* **Request**: Please transcribe the data below exactly. Leave the pictures out.
--- Start The data ---
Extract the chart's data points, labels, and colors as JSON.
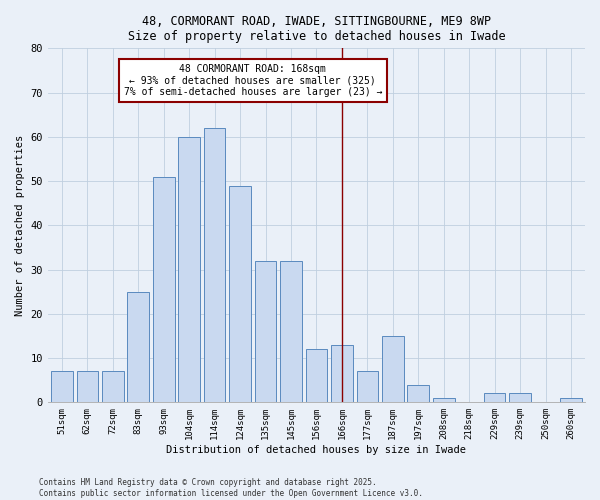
{
  "title1": "48, CORMORANT ROAD, IWADE, SITTINGBOURNE, ME9 8WP",
  "title2": "Size of property relative to detached houses in Iwade",
  "xlabel": "Distribution of detached houses by size in Iwade",
  "ylabel": "Number of detached properties",
  "bar_labels": [
    "51sqm",
    "62sqm",
    "72sqm",
    "83sqm",
    "93sqm",
    "104sqm",
    "114sqm",
    "124sqm",
    "135sqm",
    "145sqm",
    "156sqm",
    "166sqm",
    "177sqm",
    "187sqm",
    "197sqm",
    "208sqm",
    "218sqm",
    "229sqm",
    "239sqm",
    "250sqm",
    "260sqm"
  ],
  "bar_values": [
    7,
    7,
    7,
    25,
    51,
    60,
    62,
    49,
    32,
    32,
    12,
    13,
    7,
    15,
    4,
    1,
    0,
    2,
    2,
    0,
    1
  ],
  "bar_color": "#c9d9f0",
  "bar_edge_color": "#5a8abf",
  "vline_color": "#8b0000",
  "annotation_line1": "48 CORMORANT ROAD: 168sqm",
  "annotation_line2": "← 93% of detached houses are smaller (325)",
  "annotation_line3": "7% of semi-detached houses are larger (23) →",
  "annotation_box_color": "#8b0000",
  "annotation_bg": "#ffffff",
  "ylim": [
    0,
    80
  ],
  "yticks": [
    0,
    10,
    20,
    30,
    40,
    50,
    60,
    70,
    80
  ],
  "grid_color": "#c0cfdf",
  "bg_color": "#eaf0f8",
  "footer1": "Contains HM Land Registry data © Crown copyright and database right 2025.",
  "footer2": "Contains public sector information licensed under the Open Government Licence v3.0."
}
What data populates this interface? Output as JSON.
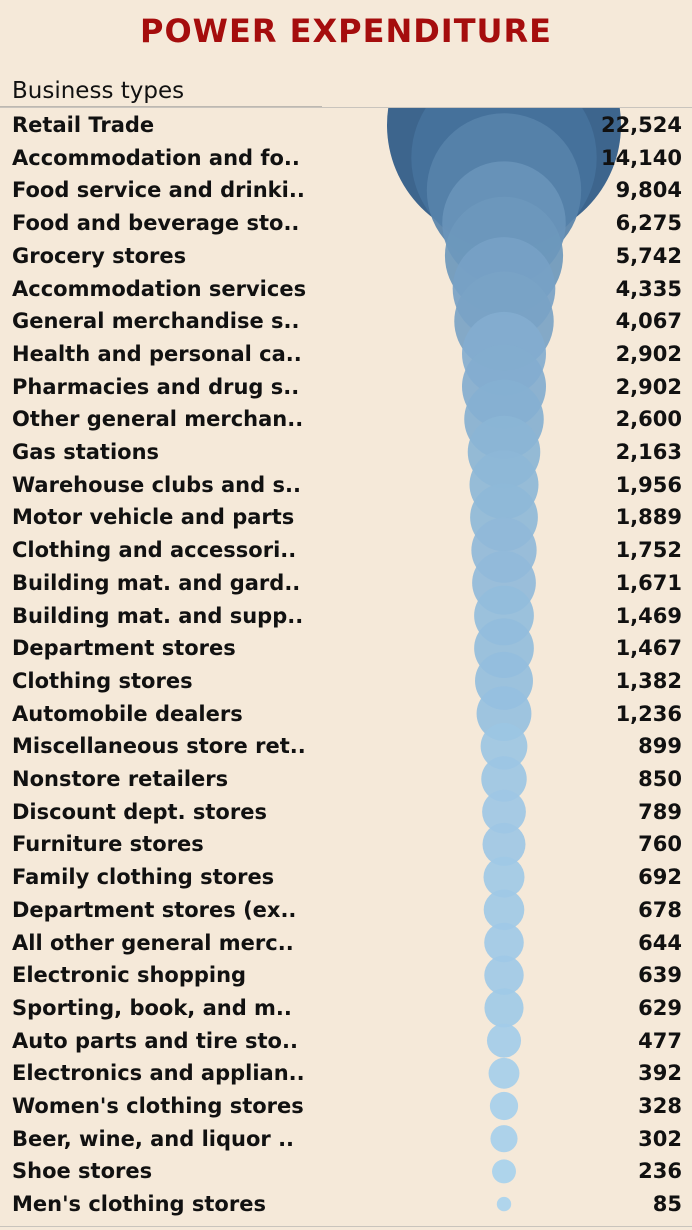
--- End The data ---
* **Exercise output**:
Extract the chart's data points, labels, and colors as JSON.
{
  "title1": "48, CORMORANT ROAD, IWADE, SITTINGBOURNE, ME9 8WP",
  "title2": "Size of property relative to detached houses in Iwade",
  "xlabel": "Distribution of detached houses by size in Iwade",
  "ylabel": "Number of detached properties",
  "bar_labels": [
    "51sqm",
    "62sqm",
    "72sqm",
    "83sqm",
    "93sqm",
    "104sqm",
    "114sqm",
    "124sqm",
    "135sqm",
    "145sqm",
    "156sqm",
    "166sqm",
    "177sqm",
    "187sqm",
    "197sqm",
    "208sqm",
    "218sqm",
    "229sqm",
    "239sqm",
    "250sqm",
    "260sqm"
  ],
  "bar_values": [
    7,
    7,
    7,
    25,
    51,
    60,
    62,
    49,
    32,
    32,
    12,
    13,
    7,
    15,
    4,
    1,
    0,
    2,
    2,
    0,
    1
  ],
  "bar_color": "#c9d9f0",
  "bar_edge_color": "#5a8abf",
  "vline_color": "#8b0000",
  "annotation_line1": "48 CORMORANT ROAD: 168sqm",
  "annotation_line2": "← 93% of detached houses are smaller (325)",
  "annotation_line3": "7% of semi-detached houses are larger (23) →",
  "annotation_box_color": "#8b0000",
  "annotation_bg": "#ffffff",
  "ylim": [
    0,
    80
  ],
  "yticks": [
    0,
    10,
    20,
    30,
    40,
    50,
    60,
    70,
    80
  ],
  "grid_color": "#c0cfdf",
  "bg_color": "#eaf0f8",
  "footer1": "Contains HM Land Registry data © Crown copyright and database right 2025.",
  "footer2": "Contains public sector information licensed under the Open Government Licence v3.0."
}
What data populates this interface? Output as JSON.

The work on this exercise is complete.